#### GOAL
In the records below, find each line with the word "البزار" and copy it.

··· PROVIDED RECORDS ···

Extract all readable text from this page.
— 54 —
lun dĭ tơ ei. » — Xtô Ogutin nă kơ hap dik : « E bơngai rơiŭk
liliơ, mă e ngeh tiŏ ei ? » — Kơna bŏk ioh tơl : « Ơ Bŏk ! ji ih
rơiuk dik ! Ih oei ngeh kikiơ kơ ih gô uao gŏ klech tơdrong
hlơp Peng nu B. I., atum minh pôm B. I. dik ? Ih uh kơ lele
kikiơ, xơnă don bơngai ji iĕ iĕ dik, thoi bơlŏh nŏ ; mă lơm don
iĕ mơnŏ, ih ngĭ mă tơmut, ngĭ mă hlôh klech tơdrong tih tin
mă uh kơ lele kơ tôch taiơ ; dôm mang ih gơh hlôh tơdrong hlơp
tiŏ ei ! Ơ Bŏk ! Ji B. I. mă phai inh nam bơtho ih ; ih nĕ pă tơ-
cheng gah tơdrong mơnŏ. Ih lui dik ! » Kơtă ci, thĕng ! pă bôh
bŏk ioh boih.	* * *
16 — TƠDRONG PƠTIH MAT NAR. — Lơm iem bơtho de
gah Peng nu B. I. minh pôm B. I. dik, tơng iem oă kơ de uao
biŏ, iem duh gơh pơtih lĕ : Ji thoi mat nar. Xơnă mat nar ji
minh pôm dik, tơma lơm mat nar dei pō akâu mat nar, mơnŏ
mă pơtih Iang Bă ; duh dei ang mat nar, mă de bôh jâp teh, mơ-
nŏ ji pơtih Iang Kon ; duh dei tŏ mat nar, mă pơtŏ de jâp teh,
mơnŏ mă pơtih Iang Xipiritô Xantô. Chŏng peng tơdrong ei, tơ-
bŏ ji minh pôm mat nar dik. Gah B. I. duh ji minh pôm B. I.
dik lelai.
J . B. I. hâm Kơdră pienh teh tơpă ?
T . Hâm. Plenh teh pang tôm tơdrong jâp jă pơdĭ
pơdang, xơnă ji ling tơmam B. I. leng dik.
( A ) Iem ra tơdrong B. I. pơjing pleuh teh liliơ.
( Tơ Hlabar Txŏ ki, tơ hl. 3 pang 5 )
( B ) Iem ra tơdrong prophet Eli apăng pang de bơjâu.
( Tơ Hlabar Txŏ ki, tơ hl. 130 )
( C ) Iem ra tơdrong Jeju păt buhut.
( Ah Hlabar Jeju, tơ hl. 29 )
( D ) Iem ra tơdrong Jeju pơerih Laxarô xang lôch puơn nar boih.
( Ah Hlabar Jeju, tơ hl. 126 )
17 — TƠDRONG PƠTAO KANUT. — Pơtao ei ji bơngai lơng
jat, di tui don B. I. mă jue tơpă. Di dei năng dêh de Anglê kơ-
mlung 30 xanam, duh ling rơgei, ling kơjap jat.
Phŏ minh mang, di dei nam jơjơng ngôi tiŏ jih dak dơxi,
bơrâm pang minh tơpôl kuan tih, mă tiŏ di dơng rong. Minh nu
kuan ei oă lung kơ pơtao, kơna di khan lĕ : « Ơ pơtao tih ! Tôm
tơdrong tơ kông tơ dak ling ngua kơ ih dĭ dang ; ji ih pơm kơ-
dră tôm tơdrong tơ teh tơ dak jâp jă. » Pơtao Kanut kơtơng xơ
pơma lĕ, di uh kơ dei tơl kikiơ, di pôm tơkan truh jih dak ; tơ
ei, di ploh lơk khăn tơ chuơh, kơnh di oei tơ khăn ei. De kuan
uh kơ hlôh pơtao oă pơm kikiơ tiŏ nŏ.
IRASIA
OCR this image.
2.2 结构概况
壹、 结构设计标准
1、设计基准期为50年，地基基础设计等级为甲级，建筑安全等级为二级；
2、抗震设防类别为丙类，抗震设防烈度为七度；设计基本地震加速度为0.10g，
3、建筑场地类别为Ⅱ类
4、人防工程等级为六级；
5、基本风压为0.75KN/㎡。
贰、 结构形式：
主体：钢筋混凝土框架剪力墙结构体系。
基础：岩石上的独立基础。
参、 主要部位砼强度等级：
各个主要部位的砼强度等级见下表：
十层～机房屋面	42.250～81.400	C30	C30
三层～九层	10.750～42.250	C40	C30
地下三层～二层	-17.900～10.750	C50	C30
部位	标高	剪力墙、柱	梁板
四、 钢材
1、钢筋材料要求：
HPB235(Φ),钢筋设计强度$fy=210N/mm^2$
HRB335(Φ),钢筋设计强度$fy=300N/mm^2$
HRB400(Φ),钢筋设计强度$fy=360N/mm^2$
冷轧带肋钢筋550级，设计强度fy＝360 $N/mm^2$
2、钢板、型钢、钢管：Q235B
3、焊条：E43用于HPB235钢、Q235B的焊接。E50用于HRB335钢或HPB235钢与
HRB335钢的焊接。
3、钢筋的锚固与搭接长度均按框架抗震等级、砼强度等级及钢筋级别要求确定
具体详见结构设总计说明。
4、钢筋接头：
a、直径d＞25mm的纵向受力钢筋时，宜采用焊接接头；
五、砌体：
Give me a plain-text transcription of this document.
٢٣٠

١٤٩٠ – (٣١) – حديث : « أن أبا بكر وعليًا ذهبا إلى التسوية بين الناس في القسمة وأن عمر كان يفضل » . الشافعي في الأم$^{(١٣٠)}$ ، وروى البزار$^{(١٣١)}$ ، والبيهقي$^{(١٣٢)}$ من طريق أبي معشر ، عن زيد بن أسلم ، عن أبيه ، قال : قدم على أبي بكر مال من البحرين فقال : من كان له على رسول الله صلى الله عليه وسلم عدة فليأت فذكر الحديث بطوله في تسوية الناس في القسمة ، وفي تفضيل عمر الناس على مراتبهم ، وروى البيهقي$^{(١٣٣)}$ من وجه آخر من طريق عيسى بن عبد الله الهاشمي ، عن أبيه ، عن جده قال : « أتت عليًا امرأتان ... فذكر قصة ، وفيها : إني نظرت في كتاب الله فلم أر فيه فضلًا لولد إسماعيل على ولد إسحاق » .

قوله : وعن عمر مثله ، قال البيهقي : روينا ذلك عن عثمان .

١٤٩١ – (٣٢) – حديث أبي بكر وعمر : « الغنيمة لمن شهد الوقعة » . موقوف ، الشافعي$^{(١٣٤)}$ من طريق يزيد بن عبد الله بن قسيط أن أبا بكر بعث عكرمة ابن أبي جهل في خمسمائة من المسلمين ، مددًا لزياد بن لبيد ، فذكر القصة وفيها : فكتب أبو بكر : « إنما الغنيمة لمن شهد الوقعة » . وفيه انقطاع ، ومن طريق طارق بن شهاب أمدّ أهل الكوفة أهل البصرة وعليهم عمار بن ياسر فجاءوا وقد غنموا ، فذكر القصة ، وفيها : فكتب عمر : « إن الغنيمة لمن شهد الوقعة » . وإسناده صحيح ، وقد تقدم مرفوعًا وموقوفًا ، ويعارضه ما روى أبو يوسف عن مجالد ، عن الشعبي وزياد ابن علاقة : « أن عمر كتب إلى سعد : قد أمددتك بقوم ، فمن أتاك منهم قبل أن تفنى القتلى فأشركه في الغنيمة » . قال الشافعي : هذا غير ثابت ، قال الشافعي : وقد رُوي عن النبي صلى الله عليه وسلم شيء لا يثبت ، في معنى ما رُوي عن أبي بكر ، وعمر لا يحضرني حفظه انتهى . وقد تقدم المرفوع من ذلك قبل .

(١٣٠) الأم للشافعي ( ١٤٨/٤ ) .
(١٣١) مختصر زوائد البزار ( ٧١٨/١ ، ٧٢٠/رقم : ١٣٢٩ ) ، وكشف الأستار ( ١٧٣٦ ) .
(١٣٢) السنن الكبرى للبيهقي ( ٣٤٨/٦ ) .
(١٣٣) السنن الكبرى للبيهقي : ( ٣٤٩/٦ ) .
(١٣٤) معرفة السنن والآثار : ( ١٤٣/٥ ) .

···

#### SOLVED EXERCISE
١٤٩٠ – (٣١) – حديث : « أن أبا بكر وعليًا ذهبا إلى التسوية بين الناس في القسمة وأن عمر كان يفضل » . الشافعي في الأم$^{(١٣٠)}$ ، وروى البزار$^{(١٣١)}$ ، والبيهقي$^{(١٣٢)}$ من طريق أبي معشر ، عن زيد بن أسلم ، عن أبيه ، قال : قدم على أبي بكر مال من البحرين فقال : من كان له على رسول الله صلى الله عليه وسلم عدة فليأت فذكر الحديث بطوله في تسوية الناس في القسمة ، وفي تفضيل عمر الناس على مراتبهم ، وروى البيهقي$^{(١٣٣)}$ من وجه آخر من طريق عيسى بن عبد الله الهاشمي ، عن أبيه ، عن جده قال : « أتت عليًا امرأتان ... فذكر قصة ، وفيها : إني نظرت في كتاب الله فلم أر فيه فضلًا لولد إسماعيل على ولد إسحاق » .
(١٣١) مختصر زوائد البزار ( ٧١٨/١ ، ٧٢٠/رقم : ١٣٢٩ ) ، وكشف الأستار ( ١٧٣٦ ) .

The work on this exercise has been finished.